Exercise: List each line holding the string "PRINT".

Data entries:
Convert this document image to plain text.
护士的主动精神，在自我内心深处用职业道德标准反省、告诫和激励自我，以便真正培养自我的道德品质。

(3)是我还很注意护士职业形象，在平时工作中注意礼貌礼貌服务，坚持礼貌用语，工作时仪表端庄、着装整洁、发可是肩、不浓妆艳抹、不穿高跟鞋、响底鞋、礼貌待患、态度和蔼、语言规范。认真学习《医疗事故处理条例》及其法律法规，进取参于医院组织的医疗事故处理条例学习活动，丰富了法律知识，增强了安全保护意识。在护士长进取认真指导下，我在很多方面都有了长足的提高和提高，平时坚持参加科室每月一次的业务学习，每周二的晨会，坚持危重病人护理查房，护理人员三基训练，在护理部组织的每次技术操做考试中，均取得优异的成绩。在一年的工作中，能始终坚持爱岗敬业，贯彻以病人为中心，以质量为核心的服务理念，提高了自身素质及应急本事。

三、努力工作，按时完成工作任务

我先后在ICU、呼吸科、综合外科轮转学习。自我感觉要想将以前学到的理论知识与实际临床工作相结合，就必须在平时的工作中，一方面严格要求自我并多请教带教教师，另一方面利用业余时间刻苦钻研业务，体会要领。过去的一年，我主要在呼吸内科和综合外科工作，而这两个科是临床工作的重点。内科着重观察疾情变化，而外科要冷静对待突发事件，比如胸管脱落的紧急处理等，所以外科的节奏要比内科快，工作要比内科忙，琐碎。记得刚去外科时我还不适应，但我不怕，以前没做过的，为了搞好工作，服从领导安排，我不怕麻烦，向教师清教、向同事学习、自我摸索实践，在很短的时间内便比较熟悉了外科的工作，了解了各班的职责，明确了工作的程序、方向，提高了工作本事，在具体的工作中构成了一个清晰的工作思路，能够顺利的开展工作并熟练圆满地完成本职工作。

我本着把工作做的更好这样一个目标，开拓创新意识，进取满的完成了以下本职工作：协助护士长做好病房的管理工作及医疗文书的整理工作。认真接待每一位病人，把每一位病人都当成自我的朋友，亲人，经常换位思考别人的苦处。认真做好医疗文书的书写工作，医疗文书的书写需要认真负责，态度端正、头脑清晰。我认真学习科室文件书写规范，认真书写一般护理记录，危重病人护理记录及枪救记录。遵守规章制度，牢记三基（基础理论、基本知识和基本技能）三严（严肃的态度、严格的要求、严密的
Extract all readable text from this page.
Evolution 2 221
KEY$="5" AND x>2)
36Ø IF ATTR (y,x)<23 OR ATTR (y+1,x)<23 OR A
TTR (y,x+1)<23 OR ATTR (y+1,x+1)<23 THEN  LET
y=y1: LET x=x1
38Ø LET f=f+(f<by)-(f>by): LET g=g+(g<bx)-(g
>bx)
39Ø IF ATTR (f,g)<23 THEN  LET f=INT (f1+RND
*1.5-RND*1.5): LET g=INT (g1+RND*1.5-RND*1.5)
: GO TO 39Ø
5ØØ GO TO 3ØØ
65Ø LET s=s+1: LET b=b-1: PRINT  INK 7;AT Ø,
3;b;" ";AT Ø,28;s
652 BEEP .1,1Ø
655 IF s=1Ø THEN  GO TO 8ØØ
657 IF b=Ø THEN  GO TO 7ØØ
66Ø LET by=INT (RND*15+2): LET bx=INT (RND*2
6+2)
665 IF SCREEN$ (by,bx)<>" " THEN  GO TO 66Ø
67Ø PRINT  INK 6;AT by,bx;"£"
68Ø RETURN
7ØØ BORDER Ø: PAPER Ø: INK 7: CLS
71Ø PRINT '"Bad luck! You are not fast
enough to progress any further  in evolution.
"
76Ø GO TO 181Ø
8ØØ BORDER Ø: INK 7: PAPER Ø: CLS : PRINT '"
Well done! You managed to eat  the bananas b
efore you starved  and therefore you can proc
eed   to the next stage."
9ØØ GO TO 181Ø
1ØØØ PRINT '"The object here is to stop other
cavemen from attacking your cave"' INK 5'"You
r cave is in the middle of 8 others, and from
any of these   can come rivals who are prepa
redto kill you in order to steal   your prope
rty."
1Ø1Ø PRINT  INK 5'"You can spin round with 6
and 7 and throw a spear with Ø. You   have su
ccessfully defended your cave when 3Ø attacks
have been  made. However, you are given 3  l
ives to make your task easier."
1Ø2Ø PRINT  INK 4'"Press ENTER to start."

Exercise response:
65Ø LET s=s+1: LET b=b-1: PRINT  INK 7;AT Ø,
67Ø PRINT  INK 6;AT by,bx;"£"
71Ø PRINT '"Bad luck! You are not fast
8ØØ BORDER Ø: INK 7: PAPER Ø: CLS : PRINT '"
1ØØØ PRINT '"The object here is to stop other
1Ø1Ø PRINT  INK 5'"You can spin round with 6
1Ø2Ø PRINT  INK 4'"Press ENTER to start."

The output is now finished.